## WRITTEN REQUEST
Gather up every line that includes the string "content".

-- begin INFORMATION SHOWN --

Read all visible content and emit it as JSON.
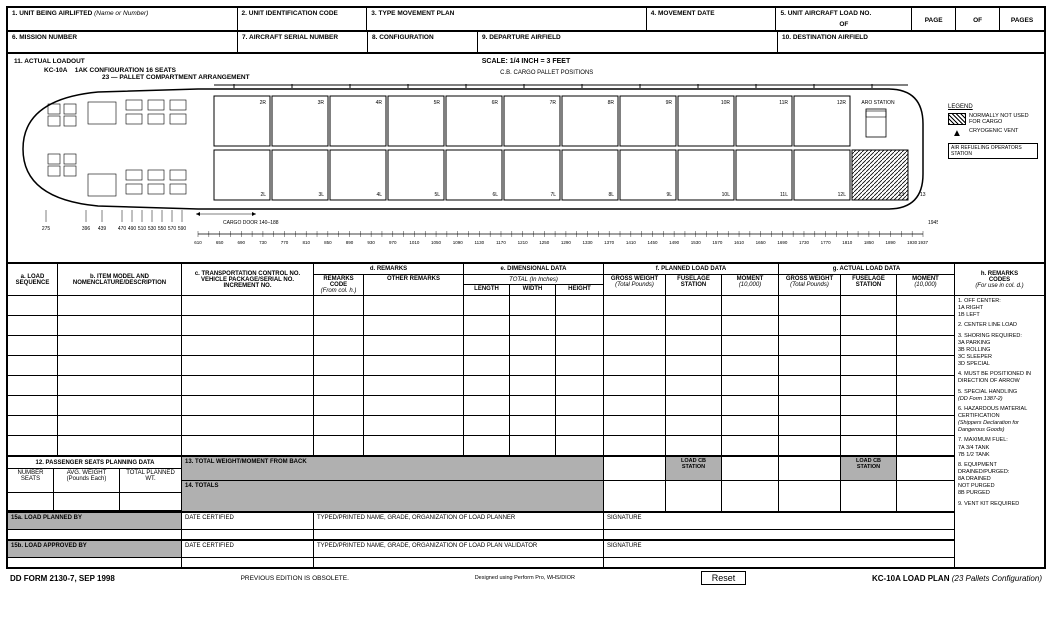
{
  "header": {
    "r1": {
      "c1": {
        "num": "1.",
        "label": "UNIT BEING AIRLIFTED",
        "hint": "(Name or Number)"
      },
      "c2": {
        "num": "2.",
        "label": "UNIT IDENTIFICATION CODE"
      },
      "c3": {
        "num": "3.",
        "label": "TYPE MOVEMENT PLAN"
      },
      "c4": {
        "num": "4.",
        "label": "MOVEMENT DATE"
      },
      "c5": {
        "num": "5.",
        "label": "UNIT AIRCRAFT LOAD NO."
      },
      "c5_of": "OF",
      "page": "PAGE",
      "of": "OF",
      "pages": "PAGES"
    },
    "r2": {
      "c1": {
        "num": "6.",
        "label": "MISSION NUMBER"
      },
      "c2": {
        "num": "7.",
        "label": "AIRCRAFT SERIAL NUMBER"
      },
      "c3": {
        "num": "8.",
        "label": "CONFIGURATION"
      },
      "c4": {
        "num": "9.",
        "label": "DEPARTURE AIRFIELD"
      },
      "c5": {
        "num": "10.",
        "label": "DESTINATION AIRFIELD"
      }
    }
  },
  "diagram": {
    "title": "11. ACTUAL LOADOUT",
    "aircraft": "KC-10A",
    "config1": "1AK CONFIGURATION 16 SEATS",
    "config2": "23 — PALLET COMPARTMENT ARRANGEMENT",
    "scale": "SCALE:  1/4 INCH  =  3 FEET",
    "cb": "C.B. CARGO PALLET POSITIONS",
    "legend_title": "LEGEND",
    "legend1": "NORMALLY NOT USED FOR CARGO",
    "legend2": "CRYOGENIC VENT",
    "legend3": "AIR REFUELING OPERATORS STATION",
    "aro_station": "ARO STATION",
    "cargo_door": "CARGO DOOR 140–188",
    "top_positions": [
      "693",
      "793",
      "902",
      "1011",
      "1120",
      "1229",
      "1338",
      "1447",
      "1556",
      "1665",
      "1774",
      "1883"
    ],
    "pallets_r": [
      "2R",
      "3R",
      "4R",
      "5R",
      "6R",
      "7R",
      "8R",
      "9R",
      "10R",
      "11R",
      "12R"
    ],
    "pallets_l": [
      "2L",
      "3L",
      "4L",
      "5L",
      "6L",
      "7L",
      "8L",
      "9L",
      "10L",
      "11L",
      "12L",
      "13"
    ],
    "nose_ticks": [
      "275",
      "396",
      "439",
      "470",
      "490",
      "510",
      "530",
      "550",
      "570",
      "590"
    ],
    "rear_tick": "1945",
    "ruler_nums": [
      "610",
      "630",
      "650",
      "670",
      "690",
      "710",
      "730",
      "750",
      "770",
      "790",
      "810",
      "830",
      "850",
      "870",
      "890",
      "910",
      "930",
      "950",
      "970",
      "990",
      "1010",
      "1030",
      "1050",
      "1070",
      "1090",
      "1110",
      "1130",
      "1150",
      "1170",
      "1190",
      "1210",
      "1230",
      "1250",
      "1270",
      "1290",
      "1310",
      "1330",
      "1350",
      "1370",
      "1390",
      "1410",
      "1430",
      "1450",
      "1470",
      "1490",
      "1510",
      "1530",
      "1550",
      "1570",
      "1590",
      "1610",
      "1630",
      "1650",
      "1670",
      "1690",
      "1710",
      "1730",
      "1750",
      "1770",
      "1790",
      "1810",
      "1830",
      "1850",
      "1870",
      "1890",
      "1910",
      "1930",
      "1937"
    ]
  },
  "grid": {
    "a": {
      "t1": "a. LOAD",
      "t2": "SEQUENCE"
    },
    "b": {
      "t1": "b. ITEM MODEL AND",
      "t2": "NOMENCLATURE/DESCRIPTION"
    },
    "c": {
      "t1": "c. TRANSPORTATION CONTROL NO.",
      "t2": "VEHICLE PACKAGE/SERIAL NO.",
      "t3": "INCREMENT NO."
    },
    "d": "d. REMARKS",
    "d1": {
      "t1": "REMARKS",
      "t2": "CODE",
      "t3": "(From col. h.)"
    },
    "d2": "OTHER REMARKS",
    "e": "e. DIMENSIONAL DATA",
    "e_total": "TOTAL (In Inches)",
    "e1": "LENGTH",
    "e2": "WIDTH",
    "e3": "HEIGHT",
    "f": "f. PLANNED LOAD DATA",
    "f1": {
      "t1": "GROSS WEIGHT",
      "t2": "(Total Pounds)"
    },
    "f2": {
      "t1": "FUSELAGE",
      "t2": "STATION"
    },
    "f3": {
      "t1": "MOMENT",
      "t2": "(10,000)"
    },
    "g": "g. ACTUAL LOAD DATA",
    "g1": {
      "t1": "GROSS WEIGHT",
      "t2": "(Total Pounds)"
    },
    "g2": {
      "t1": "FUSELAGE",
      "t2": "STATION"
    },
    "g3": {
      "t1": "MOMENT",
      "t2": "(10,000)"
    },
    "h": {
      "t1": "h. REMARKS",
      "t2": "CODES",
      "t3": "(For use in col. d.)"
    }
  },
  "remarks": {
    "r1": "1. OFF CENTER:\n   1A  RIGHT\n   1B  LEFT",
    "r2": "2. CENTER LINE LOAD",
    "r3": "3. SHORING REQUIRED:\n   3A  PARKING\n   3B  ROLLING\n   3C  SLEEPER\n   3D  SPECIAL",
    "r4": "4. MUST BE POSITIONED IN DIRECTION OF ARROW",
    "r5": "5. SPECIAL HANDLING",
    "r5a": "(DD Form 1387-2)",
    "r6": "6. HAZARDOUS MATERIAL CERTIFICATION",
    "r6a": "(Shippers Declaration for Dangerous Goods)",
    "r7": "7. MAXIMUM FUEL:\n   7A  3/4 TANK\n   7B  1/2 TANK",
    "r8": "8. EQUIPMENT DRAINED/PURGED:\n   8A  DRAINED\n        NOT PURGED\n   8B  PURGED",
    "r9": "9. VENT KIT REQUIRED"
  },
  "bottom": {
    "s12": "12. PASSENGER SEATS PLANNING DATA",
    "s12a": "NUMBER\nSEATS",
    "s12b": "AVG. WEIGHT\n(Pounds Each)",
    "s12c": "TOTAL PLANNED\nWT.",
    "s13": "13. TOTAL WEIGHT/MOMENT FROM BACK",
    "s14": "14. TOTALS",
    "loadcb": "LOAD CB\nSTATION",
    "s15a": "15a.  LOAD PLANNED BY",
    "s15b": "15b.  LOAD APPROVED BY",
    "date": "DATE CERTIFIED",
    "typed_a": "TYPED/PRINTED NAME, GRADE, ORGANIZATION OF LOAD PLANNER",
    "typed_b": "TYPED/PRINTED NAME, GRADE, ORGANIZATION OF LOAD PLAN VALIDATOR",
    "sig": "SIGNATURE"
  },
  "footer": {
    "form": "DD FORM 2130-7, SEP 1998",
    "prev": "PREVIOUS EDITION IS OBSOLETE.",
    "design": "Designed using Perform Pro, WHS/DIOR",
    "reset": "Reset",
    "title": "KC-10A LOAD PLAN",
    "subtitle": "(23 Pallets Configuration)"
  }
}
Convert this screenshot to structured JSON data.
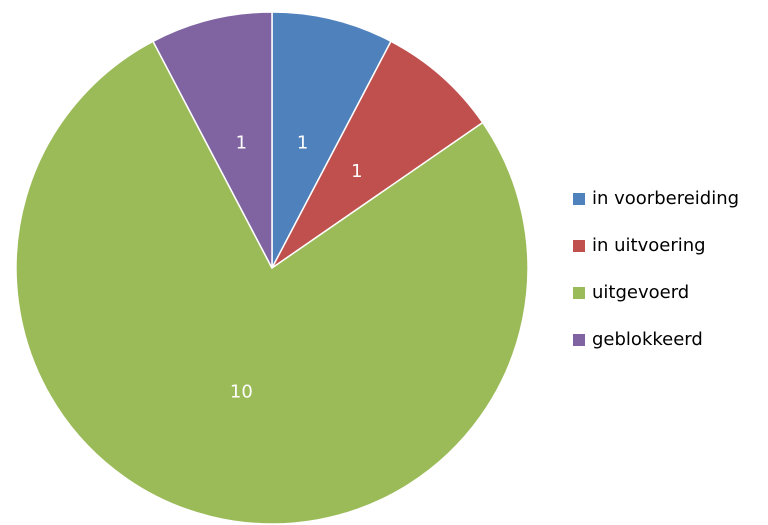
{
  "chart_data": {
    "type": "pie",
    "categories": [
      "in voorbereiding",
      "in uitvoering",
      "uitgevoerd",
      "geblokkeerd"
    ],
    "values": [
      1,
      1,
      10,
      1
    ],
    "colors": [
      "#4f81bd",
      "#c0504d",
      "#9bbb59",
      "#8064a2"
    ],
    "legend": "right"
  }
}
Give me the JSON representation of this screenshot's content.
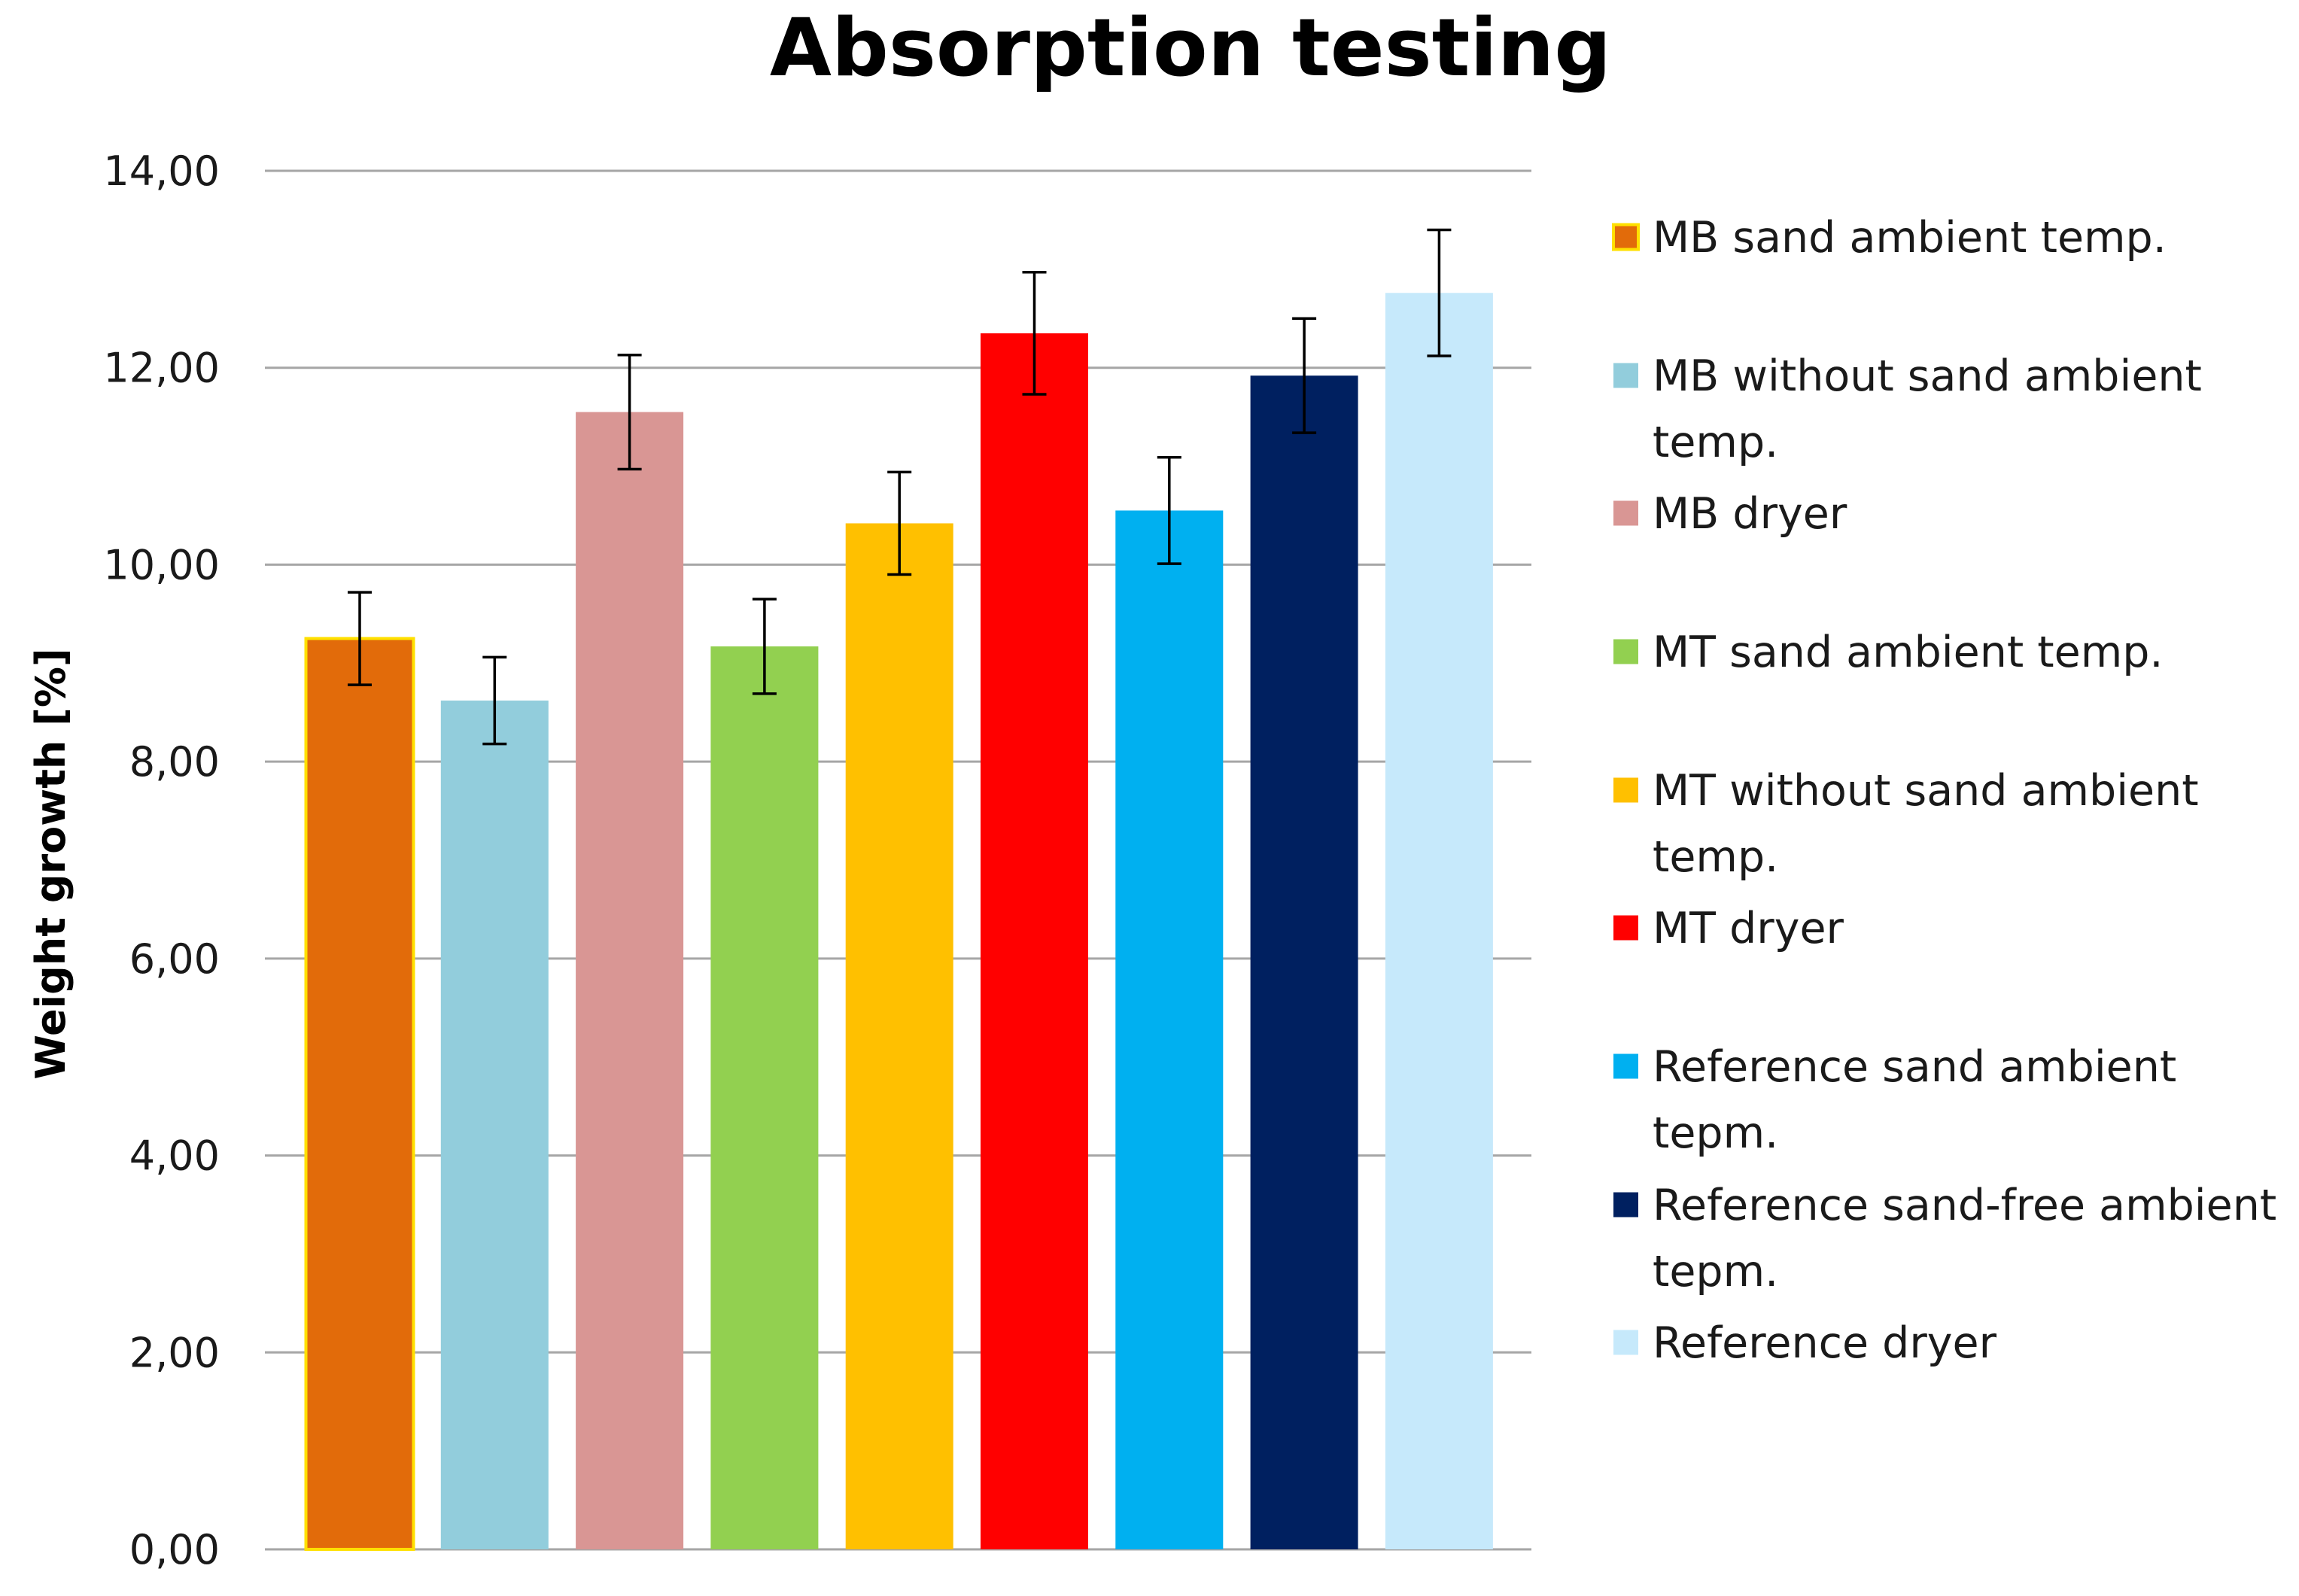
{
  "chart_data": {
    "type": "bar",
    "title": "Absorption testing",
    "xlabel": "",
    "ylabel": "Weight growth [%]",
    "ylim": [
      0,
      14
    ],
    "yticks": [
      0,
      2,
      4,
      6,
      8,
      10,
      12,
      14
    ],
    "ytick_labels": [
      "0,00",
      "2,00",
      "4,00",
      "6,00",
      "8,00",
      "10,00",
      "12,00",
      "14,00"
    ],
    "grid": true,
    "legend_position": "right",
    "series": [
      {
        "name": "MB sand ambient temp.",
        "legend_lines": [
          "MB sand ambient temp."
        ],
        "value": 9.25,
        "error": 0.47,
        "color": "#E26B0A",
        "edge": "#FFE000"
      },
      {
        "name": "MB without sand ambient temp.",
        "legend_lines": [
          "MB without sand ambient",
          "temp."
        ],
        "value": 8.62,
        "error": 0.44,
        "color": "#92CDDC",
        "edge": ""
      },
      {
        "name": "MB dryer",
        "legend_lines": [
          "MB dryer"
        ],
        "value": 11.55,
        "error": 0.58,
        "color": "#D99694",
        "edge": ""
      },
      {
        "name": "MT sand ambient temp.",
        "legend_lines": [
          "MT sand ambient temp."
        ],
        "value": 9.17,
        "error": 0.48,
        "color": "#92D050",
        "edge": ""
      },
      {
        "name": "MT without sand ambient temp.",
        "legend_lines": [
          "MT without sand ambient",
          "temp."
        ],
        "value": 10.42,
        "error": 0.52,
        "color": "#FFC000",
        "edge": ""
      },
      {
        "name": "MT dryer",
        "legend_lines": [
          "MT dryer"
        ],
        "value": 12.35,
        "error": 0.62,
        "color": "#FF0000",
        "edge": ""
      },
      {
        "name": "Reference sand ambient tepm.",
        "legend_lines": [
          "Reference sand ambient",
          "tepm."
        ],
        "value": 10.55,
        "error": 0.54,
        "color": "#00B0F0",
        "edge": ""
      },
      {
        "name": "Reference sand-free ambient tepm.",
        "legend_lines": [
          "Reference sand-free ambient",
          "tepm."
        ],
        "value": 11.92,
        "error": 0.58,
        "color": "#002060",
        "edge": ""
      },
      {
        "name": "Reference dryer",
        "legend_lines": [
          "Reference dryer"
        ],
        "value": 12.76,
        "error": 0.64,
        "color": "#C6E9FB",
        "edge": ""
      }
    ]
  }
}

-- end INFORMATION SHOWN --

## OUTPUT FOR THIS TASK
Read all visible content and emit it as JSON.
Give me the JSON representation of this screenshot's content.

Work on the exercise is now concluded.